» Written instruction:
Repeat all the material exactly; pictures stay out of your copy.

..........

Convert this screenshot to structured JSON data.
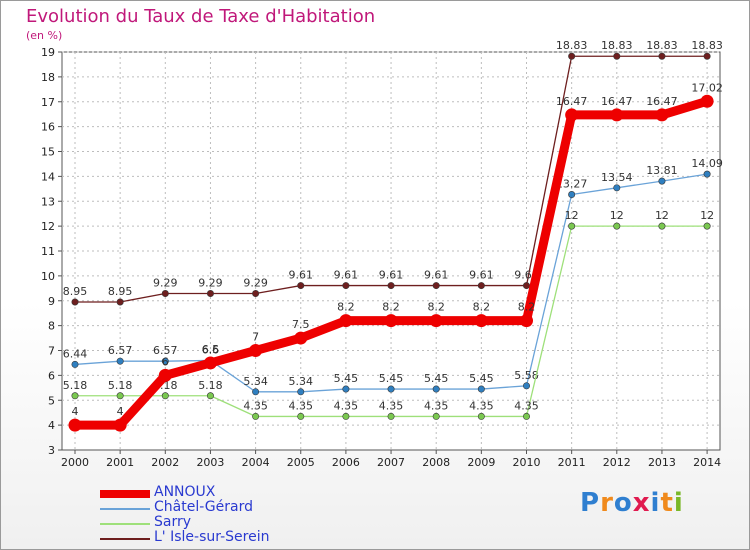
{
  "header": {
    "title": "Evolution du Taux de Taxe d'Habitation",
    "unit": "(en %)"
  },
  "logo": {
    "text": "Proxiti",
    "letter_colors": [
      "#2f7fd0",
      "#f08a1c",
      "#2f7fd0",
      "#e01a4f",
      "#2f7fd0",
      "#f08a1c",
      "#7ab828"
    ]
  },
  "chart_data": {
    "type": "line",
    "x": [
      2000,
      2001,
      2002,
      2003,
      2004,
      2005,
      2006,
      2007,
      2008,
      2009,
      2010,
      2011,
      2012,
      2013,
      2014
    ],
    "ylim": [
      3,
      19
    ],
    "yticks": [
      3,
      4,
      5,
      6,
      7,
      8,
      9,
      10,
      11,
      12,
      13,
      14,
      15,
      16,
      17,
      18,
      19
    ],
    "grid": true,
    "legend_position": "bottom-left",
    "series": [
      {
        "name": "L' Isle-sur-Serein",
        "color": "#6e1f1f",
        "marker_color": "#6e1f1f",
        "width": 1.3,
        "marker_r": 3.2,
        "values": [
          8.95,
          8.95,
          9.29,
          9.29,
          9.29,
          9.61,
          9.61,
          9.61,
          9.61,
          9.61,
          9.61,
          18.83,
          18.83,
          18.83,
          18.83
        ],
        "labels": [
          "8.95",
          "8.95",
          "9.29",
          "9.29",
          "9.29",
          "9.61",
          "9.61",
          "9.61",
          "9.61",
          "9.61",
          "9.61",
          "18.83",
          "18.83",
          "18.83",
          "18.83"
        ]
      },
      {
        "name": "Châtel-Gérard",
        "color": "#6aa3d8",
        "marker_color": "#2f7fc0",
        "width": 1.3,
        "marker_r": 3.2,
        "values": [
          6.44,
          6.57,
          6.57,
          6.6,
          5.34,
          5.34,
          5.45,
          5.45,
          5.45,
          5.45,
          5.58,
          13.27,
          13.54,
          13.81,
          14.09
        ],
        "labels": [
          "6.44",
          "6.57",
          "6.57",
          "6.6",
          "5.34",
          "5.34",
          "5.45",
          "5.45",
          "5.45",
          "5.45",
          "5.58",
          "13.27",
          "13.54",
          "13.81",
          "14.09"
        ]
      },
      {
        "name": "Sarry",
        "color": "#9ee07a",
        "marker_color": "#7ac850",
        "width": 1.3,
        "marker_r": 3.2,
        "values": [
          5.18,
          5.18,
          5.18,
          5.18,
          4.35,
          4.35,
          4.35,
          4.35,
          4.35,
          4.35,
          4.35,
          12,
          12,
          12,
          12
        ],
        "labels": [
          "5.18",
          "5.18",
          "5.18",
          "5.18",
          "4.35",
          "4.35",
          "4.35",
          "4.35",
          "4.35",
          "4.35",
          "4.35",
          "12",
          "12",
          "12",
          "12"
        ]
      },
      {
        "name": "ANNOUX",
        "color": "#ee0000",
        "marker_color": "#ee0000",
        "width": 9,
        "marker_r": 6.5,
        "values": [
          4,
          4,
          6,
          6.5,
          7,
          7.5,
          8.2,
          8.2,
          8.2,
          8.2,
          8.2,
          16.47,
          16.47,
          16.47,
          17.02
        ],
        "labels": [
          "4",
          "4",
          "6",
          "6.5",
          "7",
          "7.5",
          "8.2",
          "8.2",
          "8.2",
          "8.2",
          "8.2",
          "16.47",
          "16.47",
          "16.47",
          "17.02"
        ]
      }
    ]
  }
}
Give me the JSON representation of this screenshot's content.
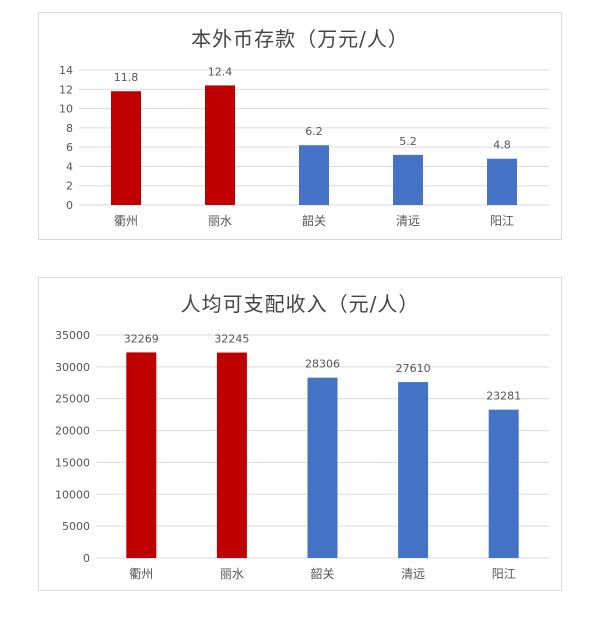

..........

» Solution:
Convert this screenshot to structured JSON data.
{
  "header": {
    "title": "Evolution du Taux de Taxe d'Habitation",
    "unit": "(en %)"
  },
  "logo": {
    "text": "Proxiti",
    "letter_colors": [
      "#2f7fd0",
      "#f08a1c",
      "#2f7fd0",
      "#e01a4f",
      "#2f7fd0",
      "#f08a1c",
      "#7ab828"
    ]
  },
  "chart_data": {
    "type": "line",
    "x": [
      2000,
      2001,
      2002,
      2003,
      2004,
      2005,
      2006,
      2007,
      2008,
      2009,
      2010,
      2011,
      2012,
      2013,
      2014
    ],
    "ylim": [
      3,
      19
    ],
    "yticks": [
      3,
      4,
      5,
      6,
      7,
      8,
      9,
      10,
      11,
      12,
      13,
      14,
      15,
      16,
      17,
      18,
      19
    ],
    "grid": true,
    "legend_position": "bottom-left",
    "series": [
      {
        "name": "L' Isle-sur-Serein",
        "color": "#6e1f1f",
        "marker_color": "#6e1f1f",
        "width": 1.3,
        "marker_r": 3.2,
        "values": [
          8.95,
          8.95,
          9.29,
          9.29,
          9.29,
          9.61,
          9.61,
          9.61,
          9.61,
          9.61,
          9.61,
          18.83,
          18.83,
          18.83,
          18.83
        ],
        "labels": [
          "8.95",
          "8.95",
          "9.29",
          "9.29",
          "9.29",
          "9.61",
          "9.61",
          "9.61",
          "9.61",
          "9.61",
          "9.61",
          "18.83",
          "18.83",
          "18.83",
          "18.83"
        ]
      },
      {
        "name": "Châtel-Gérard",
        "color": "#6aa3d8",
        "marker_color": "#2f7fc0",
        "width": 1.3,
        "marker_r": 3.2,
        "values": [
          6.44,
          6.57,
          6.57,
          6.6,
          5.34,
          5.34,
          5.45,
          5.45,
          5.45,
          5.45,
          5.58,
          13.27,
          13.54,
          13.81,
          14.09
        ],
        "labels": [
          "6.44",
          "6.57",
          "6.57",
          "6.6",
          "5.34",
          "5.34",
          "5.45",
          "5.45",
          "5.45",
          "5.45",
          "5.58",
          "13.27",
          "13.54",
          "13.81",
          "14.09"
        ]
      },
      {
        "name": "Sarry",
        "color": "#9ee07a",
        "marker_color": "#7ac850",
        "width": 1.3,
        "marker_r": 3.2,
        "values": [
          5.18,
          5.18,
          5.18,
          5.18,
          4.35,
          4.35,
          4.35,
          4.35,
          4.35,
          4.35,
          4.35,
          12,
          12,
          12,
          12
        ],
        "labels": [
          "5.18",
          "5.18",
          "5.18",
          "5.18",
          "4.35",
          "4.35",
          "4.35",
          "4.35",
          "4.35",
          "4.35",
          "4.35",
          "12",
          "12",
          "12",
          "12"
        ]
      },
      {
        "name": "ANNOUX",
        "color": "#ee0000",
        "marker_color": "#ee0000",
        "width": 9,
        "marker_r": 6.5,
        "values": [
          4,
          4,
          6,
          6.5,
          7,
          7.5,
          8.2,
          8.2,
          8.2,
          8.2,
          8.2,
          16.47,
          16.47,
          16.47,
          17.02
        ],
        "labels": [
          "4",
          "4",
          "6",
          "6.5",
          "7",
          "7.5",
          "8.2",
          "8.2",
          "8.2",
          "8.2",
          "8.2",
          "16.47",
          "16.47",
          "16.47",
          "17.02"
        ]
      }
    ]
  }
}
Give me the JSON representation of this screenshot's content.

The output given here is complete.